## What you have to do:
Copy out all the lines in the records that include the word "water".

## Dataset content:
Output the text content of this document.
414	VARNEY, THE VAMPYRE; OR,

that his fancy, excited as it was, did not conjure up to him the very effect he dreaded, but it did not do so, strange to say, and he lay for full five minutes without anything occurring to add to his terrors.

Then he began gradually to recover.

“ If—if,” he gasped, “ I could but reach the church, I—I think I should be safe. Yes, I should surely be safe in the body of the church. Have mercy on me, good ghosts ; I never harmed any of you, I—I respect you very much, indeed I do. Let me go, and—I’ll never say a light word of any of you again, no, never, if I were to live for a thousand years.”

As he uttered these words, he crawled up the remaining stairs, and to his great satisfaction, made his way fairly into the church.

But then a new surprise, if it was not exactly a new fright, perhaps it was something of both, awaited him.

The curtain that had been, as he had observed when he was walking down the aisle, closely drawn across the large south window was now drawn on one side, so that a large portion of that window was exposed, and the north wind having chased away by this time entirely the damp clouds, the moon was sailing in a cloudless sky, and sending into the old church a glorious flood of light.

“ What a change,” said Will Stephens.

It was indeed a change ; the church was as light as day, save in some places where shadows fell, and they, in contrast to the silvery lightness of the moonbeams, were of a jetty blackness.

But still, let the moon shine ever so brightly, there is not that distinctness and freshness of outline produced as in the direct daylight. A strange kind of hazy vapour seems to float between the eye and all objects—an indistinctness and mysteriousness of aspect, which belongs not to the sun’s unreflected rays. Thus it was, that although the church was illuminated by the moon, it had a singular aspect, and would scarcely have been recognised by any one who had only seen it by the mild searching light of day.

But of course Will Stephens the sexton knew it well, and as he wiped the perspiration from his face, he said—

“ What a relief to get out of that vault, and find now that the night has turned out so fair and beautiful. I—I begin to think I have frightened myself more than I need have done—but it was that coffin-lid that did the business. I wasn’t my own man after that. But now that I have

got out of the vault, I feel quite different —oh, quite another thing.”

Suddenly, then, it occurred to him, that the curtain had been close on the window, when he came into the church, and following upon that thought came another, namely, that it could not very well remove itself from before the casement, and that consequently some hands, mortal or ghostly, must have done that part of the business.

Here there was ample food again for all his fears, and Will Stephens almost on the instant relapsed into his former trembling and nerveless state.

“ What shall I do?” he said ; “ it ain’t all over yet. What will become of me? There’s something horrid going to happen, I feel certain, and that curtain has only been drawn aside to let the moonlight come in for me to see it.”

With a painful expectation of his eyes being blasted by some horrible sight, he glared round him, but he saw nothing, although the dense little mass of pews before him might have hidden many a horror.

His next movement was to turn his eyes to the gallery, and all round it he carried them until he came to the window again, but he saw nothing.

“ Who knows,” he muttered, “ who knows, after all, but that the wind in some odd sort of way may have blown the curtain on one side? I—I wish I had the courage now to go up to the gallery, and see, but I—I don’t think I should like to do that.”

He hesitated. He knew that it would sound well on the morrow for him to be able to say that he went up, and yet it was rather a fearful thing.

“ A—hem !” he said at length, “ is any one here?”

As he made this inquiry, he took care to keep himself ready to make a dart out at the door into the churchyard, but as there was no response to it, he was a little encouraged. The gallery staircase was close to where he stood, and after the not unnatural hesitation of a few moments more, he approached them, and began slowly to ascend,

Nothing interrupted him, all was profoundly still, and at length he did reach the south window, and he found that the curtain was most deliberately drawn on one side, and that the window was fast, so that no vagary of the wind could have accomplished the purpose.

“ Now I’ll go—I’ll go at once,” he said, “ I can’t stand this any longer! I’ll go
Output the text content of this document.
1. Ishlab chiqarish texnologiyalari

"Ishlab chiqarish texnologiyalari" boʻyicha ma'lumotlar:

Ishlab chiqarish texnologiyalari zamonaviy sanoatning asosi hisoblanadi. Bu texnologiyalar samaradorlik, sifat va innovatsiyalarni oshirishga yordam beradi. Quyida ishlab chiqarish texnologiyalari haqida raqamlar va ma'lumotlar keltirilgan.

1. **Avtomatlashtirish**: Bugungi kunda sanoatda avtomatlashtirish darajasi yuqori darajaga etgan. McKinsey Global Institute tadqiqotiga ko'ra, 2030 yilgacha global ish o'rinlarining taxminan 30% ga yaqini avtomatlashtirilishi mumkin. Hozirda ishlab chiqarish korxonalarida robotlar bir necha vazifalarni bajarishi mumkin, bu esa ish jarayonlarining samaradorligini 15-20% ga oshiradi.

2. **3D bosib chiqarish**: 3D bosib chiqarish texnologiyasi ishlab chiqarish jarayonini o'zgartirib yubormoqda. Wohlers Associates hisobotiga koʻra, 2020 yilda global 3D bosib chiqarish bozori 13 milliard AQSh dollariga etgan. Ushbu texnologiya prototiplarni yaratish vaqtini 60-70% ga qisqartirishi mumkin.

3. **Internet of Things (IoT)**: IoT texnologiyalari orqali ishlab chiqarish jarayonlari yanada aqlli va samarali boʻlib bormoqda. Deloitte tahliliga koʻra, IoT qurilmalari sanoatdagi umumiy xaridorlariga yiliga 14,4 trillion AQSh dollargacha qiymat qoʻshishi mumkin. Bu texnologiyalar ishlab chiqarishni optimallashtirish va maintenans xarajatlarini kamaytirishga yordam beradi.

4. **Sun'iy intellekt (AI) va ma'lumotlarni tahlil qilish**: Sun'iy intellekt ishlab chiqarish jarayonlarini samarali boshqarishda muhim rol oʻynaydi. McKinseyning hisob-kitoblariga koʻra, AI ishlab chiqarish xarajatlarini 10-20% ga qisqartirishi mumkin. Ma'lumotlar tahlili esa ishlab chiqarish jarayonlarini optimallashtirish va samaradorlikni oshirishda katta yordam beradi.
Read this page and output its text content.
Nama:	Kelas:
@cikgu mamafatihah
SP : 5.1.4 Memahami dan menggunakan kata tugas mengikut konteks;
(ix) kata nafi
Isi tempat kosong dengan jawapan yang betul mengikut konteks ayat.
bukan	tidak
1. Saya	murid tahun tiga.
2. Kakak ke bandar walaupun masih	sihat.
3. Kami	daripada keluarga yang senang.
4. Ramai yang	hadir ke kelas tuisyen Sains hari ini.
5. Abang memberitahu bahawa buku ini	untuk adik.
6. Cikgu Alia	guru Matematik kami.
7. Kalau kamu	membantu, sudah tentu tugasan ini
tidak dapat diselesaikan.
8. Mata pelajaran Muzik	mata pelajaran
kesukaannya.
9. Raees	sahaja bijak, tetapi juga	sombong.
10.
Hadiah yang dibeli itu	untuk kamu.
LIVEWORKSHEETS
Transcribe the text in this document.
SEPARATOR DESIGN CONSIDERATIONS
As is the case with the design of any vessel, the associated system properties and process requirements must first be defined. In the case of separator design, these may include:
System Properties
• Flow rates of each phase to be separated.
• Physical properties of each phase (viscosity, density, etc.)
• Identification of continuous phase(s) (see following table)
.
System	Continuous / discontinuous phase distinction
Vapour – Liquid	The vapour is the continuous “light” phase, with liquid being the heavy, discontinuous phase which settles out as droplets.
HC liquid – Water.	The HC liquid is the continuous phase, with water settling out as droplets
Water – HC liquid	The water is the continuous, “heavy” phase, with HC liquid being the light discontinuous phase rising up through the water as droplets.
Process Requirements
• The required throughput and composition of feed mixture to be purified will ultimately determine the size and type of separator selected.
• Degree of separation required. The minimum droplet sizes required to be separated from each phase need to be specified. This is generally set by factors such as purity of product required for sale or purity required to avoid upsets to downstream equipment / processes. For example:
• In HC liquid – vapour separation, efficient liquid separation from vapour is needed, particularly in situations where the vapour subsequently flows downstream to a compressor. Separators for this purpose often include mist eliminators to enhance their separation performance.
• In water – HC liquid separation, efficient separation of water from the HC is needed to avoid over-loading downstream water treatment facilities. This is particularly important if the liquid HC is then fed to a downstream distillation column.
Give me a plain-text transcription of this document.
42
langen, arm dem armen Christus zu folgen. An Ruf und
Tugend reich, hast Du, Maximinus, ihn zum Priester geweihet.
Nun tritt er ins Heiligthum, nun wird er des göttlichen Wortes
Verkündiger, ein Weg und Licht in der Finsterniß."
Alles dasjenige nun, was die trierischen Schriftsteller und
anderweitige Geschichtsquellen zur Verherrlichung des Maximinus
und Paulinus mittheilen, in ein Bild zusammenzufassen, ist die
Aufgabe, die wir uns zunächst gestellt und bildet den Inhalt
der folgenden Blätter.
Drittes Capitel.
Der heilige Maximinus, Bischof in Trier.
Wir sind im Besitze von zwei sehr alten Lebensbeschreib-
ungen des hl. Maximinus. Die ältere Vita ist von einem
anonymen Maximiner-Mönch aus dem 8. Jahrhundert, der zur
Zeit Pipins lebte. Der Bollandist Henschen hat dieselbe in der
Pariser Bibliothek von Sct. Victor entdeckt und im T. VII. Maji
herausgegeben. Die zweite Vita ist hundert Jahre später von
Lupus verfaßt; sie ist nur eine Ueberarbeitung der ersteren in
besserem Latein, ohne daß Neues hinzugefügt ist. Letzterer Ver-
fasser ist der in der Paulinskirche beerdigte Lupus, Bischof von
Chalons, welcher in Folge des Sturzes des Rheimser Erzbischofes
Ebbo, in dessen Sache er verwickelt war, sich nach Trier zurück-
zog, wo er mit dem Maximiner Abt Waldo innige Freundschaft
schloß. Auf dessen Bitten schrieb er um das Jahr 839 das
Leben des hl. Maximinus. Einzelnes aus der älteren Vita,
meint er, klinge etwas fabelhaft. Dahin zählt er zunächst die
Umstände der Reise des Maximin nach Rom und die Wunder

## Task response:
HC liquid – Water.	The HC liquid is the continuous phase, with water settling out as droplets
Water – HC liquid	The water is the continuous, “heavy” phase, with HC liquid being the light discontinuous phase rising up through the water as droplets.
• In water – HC liquid separation, efficient separation of water from the HC is needed to avoid over-loading downstream water treatment facilities. This is particularly important if the liquid HC is then fed to a downstream distillation column.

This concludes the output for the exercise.